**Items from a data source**
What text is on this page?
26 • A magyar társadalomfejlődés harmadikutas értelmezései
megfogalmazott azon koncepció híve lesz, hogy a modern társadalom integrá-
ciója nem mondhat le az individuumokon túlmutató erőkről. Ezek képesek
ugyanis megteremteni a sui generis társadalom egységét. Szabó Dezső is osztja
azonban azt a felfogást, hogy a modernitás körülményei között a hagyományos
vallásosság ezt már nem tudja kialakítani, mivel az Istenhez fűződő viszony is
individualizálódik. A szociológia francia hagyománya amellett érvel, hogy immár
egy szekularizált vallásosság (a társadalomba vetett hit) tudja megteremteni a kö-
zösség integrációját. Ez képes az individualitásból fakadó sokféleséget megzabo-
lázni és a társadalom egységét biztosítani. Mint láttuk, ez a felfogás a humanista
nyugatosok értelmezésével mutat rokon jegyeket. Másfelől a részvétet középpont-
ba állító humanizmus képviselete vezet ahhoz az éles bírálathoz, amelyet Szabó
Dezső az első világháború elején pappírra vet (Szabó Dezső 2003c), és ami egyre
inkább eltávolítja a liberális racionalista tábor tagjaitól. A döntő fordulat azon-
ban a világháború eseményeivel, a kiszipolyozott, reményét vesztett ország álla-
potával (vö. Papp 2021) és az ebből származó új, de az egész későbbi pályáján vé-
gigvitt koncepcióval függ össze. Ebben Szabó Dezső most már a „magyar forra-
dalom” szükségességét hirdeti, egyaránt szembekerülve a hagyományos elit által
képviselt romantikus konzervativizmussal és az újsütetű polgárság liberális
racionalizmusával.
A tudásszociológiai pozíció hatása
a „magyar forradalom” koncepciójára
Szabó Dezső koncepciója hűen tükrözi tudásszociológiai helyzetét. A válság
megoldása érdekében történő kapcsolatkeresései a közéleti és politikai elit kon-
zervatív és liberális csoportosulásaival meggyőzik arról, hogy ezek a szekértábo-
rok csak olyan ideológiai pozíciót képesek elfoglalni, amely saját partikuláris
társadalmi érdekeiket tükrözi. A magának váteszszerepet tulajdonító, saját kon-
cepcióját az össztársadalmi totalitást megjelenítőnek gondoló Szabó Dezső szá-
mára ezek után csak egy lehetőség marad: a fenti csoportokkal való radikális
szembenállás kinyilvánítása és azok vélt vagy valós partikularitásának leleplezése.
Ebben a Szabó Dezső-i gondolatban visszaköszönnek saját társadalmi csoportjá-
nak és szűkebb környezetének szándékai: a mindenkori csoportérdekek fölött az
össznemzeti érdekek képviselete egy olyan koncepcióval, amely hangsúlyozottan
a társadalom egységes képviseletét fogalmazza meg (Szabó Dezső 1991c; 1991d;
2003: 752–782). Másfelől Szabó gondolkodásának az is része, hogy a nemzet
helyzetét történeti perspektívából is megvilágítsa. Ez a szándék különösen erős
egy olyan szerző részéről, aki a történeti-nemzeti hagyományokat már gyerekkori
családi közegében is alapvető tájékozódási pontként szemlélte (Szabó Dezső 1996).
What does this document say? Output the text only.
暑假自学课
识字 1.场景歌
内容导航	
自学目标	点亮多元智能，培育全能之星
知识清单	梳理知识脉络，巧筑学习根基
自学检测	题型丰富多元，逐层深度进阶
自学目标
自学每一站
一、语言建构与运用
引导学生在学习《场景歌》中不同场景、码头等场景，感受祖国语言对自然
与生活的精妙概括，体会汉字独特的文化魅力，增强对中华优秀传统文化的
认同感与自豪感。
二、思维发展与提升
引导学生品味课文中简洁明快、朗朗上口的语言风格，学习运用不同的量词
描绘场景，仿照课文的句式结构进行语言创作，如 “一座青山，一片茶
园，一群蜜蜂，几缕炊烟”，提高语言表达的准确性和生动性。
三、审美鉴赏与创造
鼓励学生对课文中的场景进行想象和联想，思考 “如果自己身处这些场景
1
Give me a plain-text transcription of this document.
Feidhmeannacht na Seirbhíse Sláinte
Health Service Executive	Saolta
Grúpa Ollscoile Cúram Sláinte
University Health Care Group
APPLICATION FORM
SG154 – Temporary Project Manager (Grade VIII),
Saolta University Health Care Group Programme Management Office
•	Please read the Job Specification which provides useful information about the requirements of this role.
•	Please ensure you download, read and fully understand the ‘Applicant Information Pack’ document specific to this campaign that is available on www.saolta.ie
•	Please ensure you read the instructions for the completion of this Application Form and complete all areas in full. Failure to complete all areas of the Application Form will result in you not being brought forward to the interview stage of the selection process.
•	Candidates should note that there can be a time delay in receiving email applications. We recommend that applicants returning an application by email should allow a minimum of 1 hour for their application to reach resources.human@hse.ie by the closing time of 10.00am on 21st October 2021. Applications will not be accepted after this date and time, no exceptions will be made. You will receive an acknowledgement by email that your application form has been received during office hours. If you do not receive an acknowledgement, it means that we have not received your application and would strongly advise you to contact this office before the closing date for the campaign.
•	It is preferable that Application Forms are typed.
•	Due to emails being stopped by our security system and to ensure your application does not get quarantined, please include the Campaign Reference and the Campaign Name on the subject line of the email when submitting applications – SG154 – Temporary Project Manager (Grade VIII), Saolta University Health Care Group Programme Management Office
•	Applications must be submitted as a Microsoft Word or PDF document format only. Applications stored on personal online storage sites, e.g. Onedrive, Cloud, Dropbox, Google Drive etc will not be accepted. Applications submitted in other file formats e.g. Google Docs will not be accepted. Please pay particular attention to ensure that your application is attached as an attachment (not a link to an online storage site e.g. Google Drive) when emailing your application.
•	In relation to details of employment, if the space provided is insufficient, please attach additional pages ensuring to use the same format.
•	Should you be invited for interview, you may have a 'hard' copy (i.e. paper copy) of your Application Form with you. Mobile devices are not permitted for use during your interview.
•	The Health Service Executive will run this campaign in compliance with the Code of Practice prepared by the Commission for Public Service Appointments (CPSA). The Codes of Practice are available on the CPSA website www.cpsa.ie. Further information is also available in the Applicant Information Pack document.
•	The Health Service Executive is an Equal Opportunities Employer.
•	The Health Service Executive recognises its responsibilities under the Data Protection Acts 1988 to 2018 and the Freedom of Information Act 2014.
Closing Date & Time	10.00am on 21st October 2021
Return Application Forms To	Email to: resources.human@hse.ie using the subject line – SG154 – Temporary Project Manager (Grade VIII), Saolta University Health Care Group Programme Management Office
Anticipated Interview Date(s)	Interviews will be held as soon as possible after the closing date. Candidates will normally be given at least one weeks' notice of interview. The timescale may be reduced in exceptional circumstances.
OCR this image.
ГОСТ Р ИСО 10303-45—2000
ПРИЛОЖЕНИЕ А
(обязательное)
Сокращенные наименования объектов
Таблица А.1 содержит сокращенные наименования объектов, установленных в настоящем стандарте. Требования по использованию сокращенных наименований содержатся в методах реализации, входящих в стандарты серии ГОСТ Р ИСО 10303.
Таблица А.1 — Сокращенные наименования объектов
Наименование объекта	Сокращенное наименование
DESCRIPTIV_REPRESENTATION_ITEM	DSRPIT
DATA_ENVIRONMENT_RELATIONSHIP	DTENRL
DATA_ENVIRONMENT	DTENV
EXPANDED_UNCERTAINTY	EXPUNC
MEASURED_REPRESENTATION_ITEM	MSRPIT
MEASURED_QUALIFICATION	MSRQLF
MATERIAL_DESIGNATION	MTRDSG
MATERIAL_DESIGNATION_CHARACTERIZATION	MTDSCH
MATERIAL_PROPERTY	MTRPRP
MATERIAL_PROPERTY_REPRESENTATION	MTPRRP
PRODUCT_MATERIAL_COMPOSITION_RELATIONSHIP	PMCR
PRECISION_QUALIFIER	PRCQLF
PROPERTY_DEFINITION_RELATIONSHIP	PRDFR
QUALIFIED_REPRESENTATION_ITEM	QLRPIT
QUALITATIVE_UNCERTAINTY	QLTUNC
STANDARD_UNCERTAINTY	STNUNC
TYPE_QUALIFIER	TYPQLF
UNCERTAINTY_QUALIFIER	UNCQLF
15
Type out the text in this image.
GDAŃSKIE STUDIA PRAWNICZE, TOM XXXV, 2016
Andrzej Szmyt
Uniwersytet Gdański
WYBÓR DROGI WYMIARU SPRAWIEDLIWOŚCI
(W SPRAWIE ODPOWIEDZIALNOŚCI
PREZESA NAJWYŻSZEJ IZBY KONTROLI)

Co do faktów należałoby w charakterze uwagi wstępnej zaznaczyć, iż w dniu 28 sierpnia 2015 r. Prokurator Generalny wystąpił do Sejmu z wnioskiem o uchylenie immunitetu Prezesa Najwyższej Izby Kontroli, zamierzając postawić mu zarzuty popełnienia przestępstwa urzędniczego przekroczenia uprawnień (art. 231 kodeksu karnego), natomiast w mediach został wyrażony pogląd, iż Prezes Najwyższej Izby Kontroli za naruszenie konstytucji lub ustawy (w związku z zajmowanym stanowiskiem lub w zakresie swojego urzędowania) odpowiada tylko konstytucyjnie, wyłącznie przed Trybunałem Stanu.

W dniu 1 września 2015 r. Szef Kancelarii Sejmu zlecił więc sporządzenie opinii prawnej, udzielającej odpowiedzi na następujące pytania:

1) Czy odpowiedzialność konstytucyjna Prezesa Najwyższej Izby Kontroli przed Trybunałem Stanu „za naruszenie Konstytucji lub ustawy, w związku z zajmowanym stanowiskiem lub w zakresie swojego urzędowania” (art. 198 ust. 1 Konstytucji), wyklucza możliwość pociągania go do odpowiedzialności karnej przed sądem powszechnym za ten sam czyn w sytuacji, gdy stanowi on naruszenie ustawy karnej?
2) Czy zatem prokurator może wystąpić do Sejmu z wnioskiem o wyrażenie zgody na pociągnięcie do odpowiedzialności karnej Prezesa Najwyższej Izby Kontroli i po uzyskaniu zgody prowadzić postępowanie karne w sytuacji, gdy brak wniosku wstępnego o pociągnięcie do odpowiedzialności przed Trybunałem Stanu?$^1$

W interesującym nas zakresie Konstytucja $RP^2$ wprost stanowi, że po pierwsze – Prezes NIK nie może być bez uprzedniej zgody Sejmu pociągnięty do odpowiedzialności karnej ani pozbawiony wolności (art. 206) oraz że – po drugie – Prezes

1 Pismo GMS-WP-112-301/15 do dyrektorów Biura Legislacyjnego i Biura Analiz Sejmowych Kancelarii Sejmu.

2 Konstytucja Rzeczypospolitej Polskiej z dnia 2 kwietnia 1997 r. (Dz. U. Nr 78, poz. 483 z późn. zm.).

**Problem**
Lines of the material that contain the word "only" are to be gathered.

**The solution**
What does this document say? Output the text only.
•	Applications must be submitted as a Microsoft Word or PDF document format only. Applications stored on personal online storage sites, e.g. Onedrive, Cloud, Dropbox, Google Drive etc will not be accepted. Applications submitted in other file formats e.g. Google Docs will not be accepted. Please pay particular attention to ensure that your application is attached as an attachment (not a link to an online storage site e.g. Google Drive) when emailing your application.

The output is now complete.